[WRITTEN PROBLEM]
Omit the pictures and return every entry exactly as written.

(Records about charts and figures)
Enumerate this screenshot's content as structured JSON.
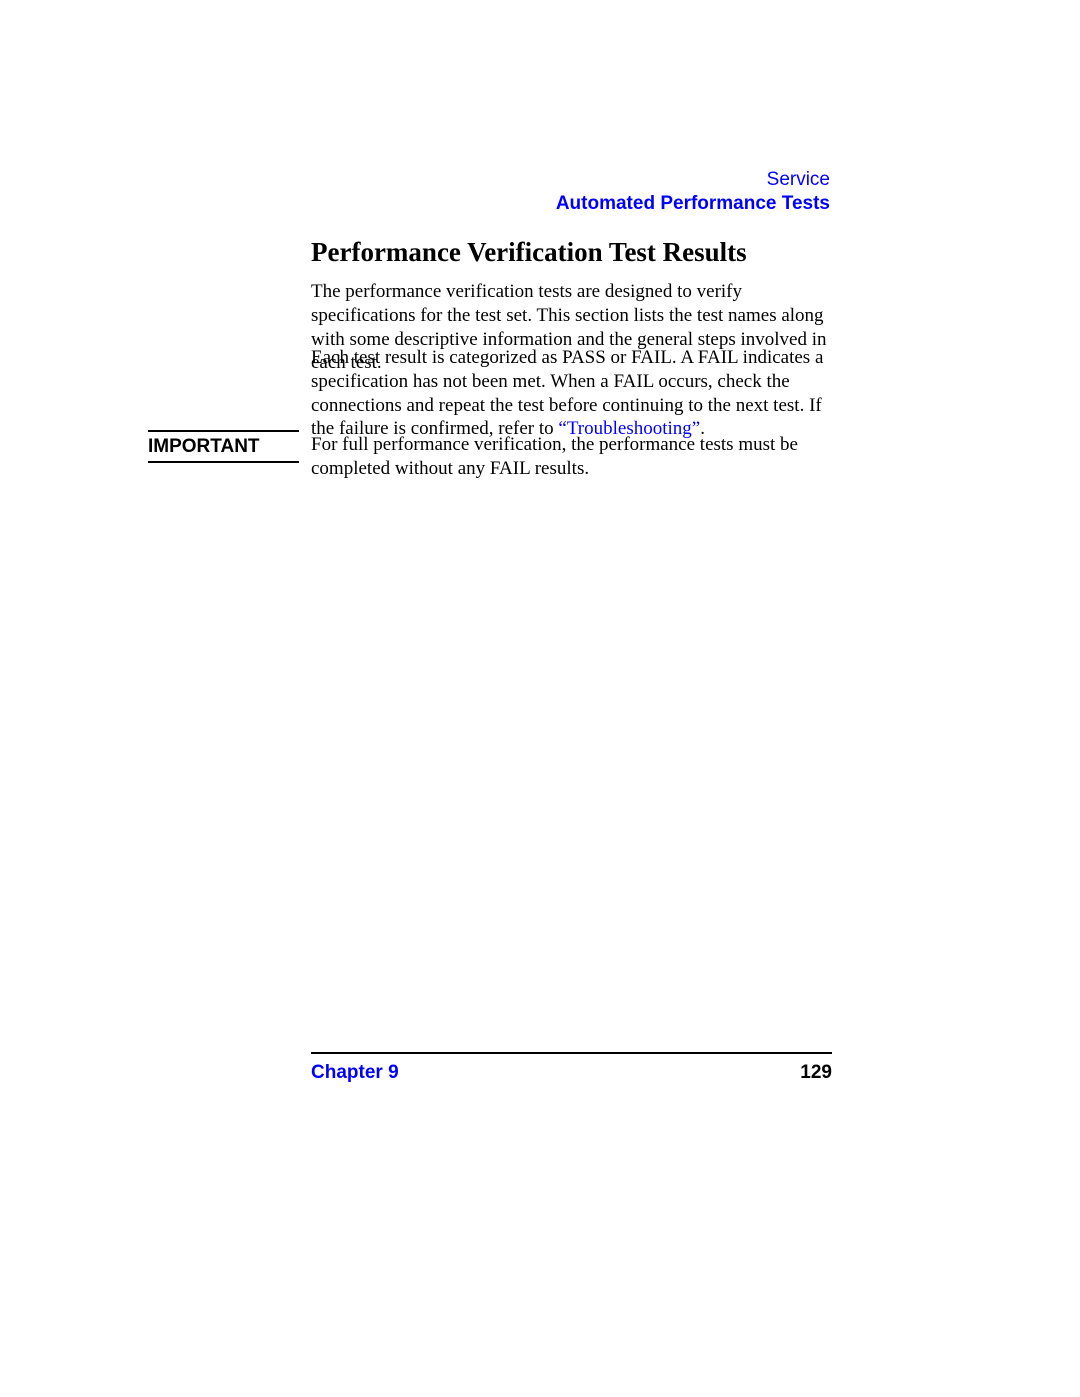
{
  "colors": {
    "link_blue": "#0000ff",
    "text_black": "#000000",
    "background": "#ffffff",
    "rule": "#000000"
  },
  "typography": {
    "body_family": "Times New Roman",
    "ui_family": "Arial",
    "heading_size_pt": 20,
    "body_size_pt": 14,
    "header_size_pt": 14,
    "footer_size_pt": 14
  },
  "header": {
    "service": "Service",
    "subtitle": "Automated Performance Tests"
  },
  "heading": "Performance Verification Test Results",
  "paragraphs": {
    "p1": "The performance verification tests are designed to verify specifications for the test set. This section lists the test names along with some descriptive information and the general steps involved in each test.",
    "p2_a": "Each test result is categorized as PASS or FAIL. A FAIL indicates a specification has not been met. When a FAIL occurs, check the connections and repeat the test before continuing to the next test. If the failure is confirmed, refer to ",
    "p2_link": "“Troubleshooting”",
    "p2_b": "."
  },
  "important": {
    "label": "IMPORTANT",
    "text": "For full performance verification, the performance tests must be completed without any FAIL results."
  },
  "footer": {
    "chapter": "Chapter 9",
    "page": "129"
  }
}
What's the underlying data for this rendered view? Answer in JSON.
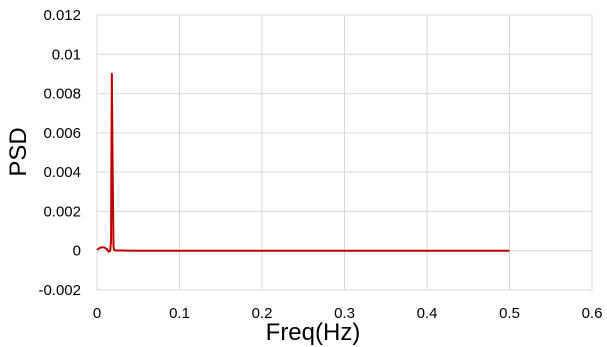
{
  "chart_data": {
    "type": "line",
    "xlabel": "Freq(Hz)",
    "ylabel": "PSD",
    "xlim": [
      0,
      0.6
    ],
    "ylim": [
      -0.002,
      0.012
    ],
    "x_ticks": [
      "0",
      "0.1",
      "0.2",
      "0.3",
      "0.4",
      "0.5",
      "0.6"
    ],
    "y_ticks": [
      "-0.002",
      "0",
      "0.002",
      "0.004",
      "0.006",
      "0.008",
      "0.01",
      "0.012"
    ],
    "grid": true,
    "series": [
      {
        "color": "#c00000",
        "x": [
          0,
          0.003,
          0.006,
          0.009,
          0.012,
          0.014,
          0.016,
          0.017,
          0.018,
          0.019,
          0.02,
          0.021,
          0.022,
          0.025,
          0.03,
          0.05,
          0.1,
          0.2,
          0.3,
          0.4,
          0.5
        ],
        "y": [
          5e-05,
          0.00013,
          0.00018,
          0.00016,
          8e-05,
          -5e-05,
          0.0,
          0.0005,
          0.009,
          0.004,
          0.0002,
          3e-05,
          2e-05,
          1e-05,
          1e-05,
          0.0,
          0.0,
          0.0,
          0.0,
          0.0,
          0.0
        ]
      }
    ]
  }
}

[THE COMPLETED TASK]
Enumerate this screenshot's content as structured JSON.
{
  "colors": {
    "link_blue": "#0000ff",
    "text_black": "#000000",
    "background": "#ffffff",
    "rule": "#000000"
  },
  "typography": {
    "body_family": "Times New Roman",
    "ui_family": "Arial",
    "heading_size_pt": 20,
    "body_size_pt": 14,
    "header_size_pt": 14,
    "footer_size_pt": 14
  },
  "header": {
    "service": "Service",
    "subtitle": "Automated Performance Tests"
  },
  "heading": "Performance Verification Test Results",
  "paragraphs": {
    "p1": "The performance verification tests are designed to verify specifications for the test set. This section lists the test names along with some descriptive information and the general steps involved in each test.",
    "p2_a": "Each test result is categorized as PASS or FAIL. A FAIL indicates a specification has not been met. When a FAIL occurs, check the connections and repeat the test before continuing to the next test. If the failure is confirmed, refer to ",
    "p2_link": "“Troubleshooting”",
    "p2_b": "."
  },
  "important": {
    "label": "IMPORTANT",
    "text": "For full performance verification, the performance tests must be completed without any FAIL results."
  },
  "footer": {
    "chapter": "Chapter 9",
    "page": "129"
  }
}
What's the underlying data for this rendered view? Answer in JSON.
{
  "chart_data": {
    "type": "line",
    "xlabel": "Freq(Hz)",
    "ylabel": "PSD",
    "xlim": [
      0,
      0.6
    ],
    "ylim": [
      -0.002,
      0.012
    ],
    "x_ticks": [
      "0",
      "0.1",
      "0.2",
      "0.3",
      "0.4",
      "0.5",
      "0.6"
    ],
    "y_ticks": [
      "-0.002",
      "0",
      "0.002",
      "0.004",
      "0.006",
      "0.008",
      "0.01",
      "0.012"
    ],
    "grid": true,
    "series": [
      {
        "color": "#c00000",
        "x": [
          0,
          0.003,
          0.006,
          0.009,
          0.012,
          0.014,
          0.016,
          0.017,
          0.018,
          0.019,
          0.02,
          0.021,
          0.022,
          0.025,
          0.03,
          0.05,
          0.1,
          0.2,
          0.3,
          0.4,
          0.5
        ],
        "y": [
          5e-05,
          0.00013,
          0.00018,
          0.00016,
          8e-05,
          -5e-05,
          0.0,
          0.0005,
          0.009,
          0.004,
          0.0002,
          3e-05,
          2e-05,
          1e-05,
          1e-05,
          0.0,
          0.0,
          0.0,
          0.0,
          0.0,
          0.0
        ]
      }
    ]
  }
}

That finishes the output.